== Written task ==
Transcribe every line exactly. Leave the pictures behind.

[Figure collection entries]

▬▬▬▬▬▬▬▬▬▬

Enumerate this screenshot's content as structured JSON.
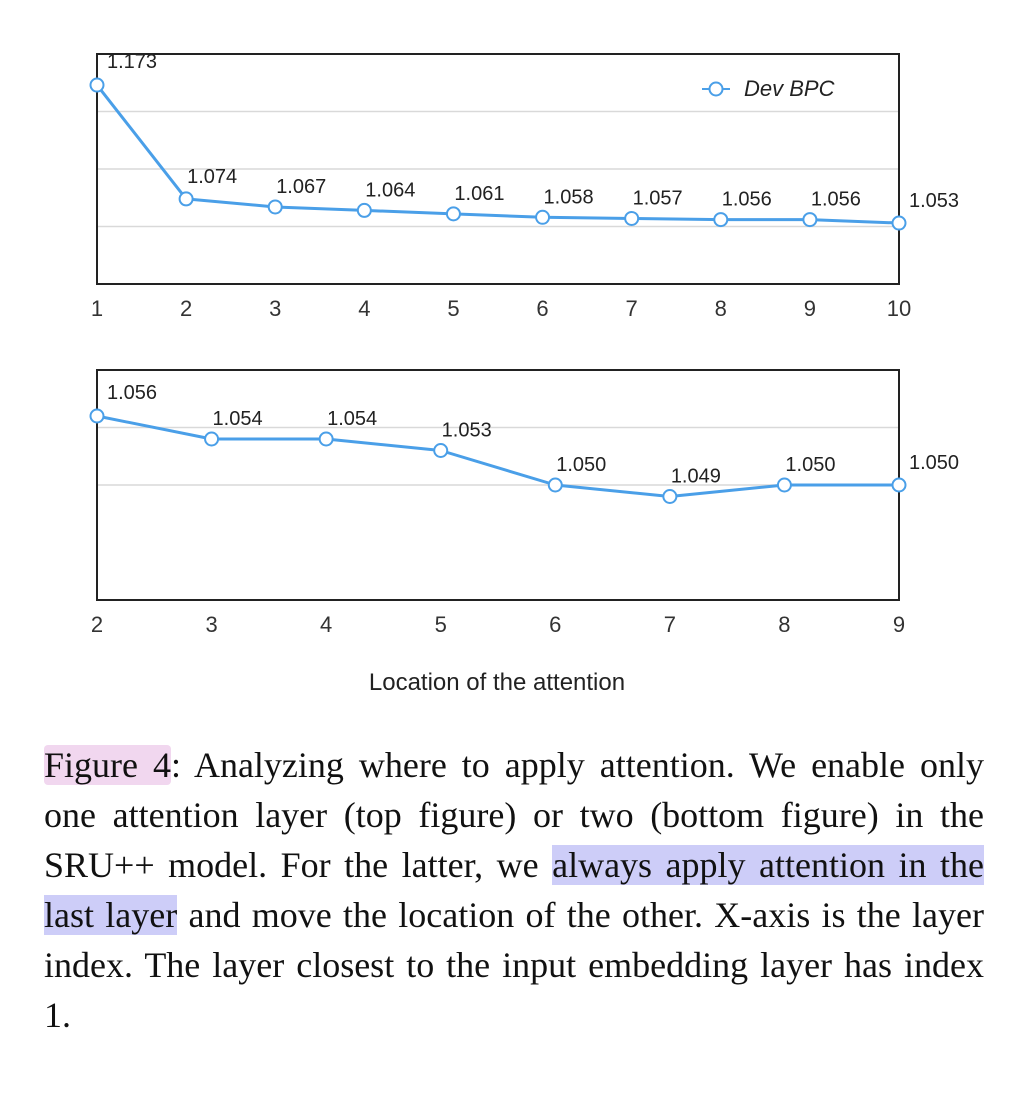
{
  "chart_data": [
    {
      "type": "line",
      "x": [
        1,
        2,
        3,
        4,
        5,
        6,
        7,
        8,
        9,
        10
      ],
      "series": [
        {
          "name": "Dev BPC",
          "values": [
            1.173,
            1.074,
            1.067,
            1.064,
            1.061,
            1.058,
            1.057,
            1.056,
            1.056,
            1.053
          ],
          "labels": [
            "1.173",
            "1.074",
            "1.067",
            "1.064",
            "1.061",
            "1.058",
            "1.057",
            "1.056",
            "1.056",
            "1.053"
          ]
        }
      ],
      "xticks": [
        "1",
        "2",
        "3",
        "4",
        "5",
        "6",
        "7",
        "8",
        "9",
        "10"
      ],
      "xlim": [
        1,
        10
      ],
      "ylim": [
        1.0,
        1.2
      ],
      "grid": true,
      "legend": "top-right",
      "color": "#4a9fe8"
    },
    {
      "type": "line",
      "x": [
        2,
        3,
        4,
        5,
        6,
        7,
        8,
        9
      ],
      "series": [
        {
          "values": [
            1.056,
            1.054,
            1.054,
            1.053,
            1.05,
            1.049,
            1.05,
            1.05
          ],
          "labels": [
            "1.056",
            "1.054",
            "1.054",
            "1.053",
            "1.050",
            "1.049",
            "1.050",
            "1.050"
          ]
        }
      ],
      "xticks": [
        "2",
        "3",
        "4",
        "5",
        "6",
        "7",
        "8",
        "9"
      ],
      "xlim": [
        2,
        9
      ],
      "ylim": [
        1.04,
        1.06
      ],
      "grid": true,
      "xlabel": "Location of the attention",
      "color": "#4a9fe8"
    }
  ],
  "caption": {
    "label": "Figure 4",
    "part1": ": Analyzing where to apply attention. We enable only one attention layer (top figure) or two (bottom figure) in the SRU++ model. For the latter, we ",
    "highlight": "always apply attention in the last layer",
    "part2": " and move the location of the other. X-axis is the layer index. The layer closest to the input embedding layer has index 1."
  }
}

▬▬▬▬▬▬▬▬▬▬

== Result for this task ==
Enumerate this screenshot's content as structured JSON.
{
  "chart_data": [
    {
      "type": "line",
      "x": [
        1,
        2,
        3,
        4,
        5,
        6,
        7,
        8,
        9,
        10
      ],
      "series": [
        {
          "name": "Dev BPC",
          "values": [
            1.173,
            1.074,
            1.067,
            1.064,
            1.061,
            1.058,
            1.057,
            1.056,
            1.056,
            1.053
          ],
          "labels": [
            "1.173",
            "1.074",
            "1.067",
            "1.064",
            "1.061",
            "1.058",
            "1.057",
            "1.056",
            "1.056",
            "1.053"
          ]
        }
      ],
      "xticks": [
        "1",
        "2",
        "3",
        "4",
        "5",
        "6",
        "7",
        "8",
        "9",
        "10"
      ],
      "xlim": [
        1,
        10
      ],
      "ylim": [
        1.0,
        1.2
      ],
      "grid": true,
      "legend": "top-right",
      "color": "#4a9fe8"
    },
    {
      "type": "line",
      "x": [
        2,
        3,
        4,
        5,
        6,
        7,
        8,
        9
      ],
      "series": [
        {
          "values": [
            1.056,
            1.054,
            1.054,
            1.053,
            1.05,
            1.049,
            1.05,
            1.05
          ],
          "labels": [
            "1.056",
            "1.054",
            "1.054",
            "1.053",
            "1.050",
            "1.049",
            "1.050",
            "1.050"
          ]
        }
      ],
      "xticks": [
        "2",
        "3",
        "4",
        "5",
        "6",
        "7",
        "8",
        "9"
      ],
      "xlim": [
        2,
        9
      ],
      "ylim": [
        1.04,
        1.06
      ],
      "grid": true,
      "xlabel": "Location of the attention",
      "color": "#4a9fe8"
    }
  ],
  "caption": {
    "label": "Figure 4",
    "part1": ": Analyzing where to apply attention. We enable only one attention layer (top figure) or two (bottom figure) in the SRU++ model. For the latter, we ",
    "highlight": "always apply attention in the last layer",
    "part2": " and move the location of the other. X-axis is the layer index. The layer closest to the input embedding layer has index 1."
  }
}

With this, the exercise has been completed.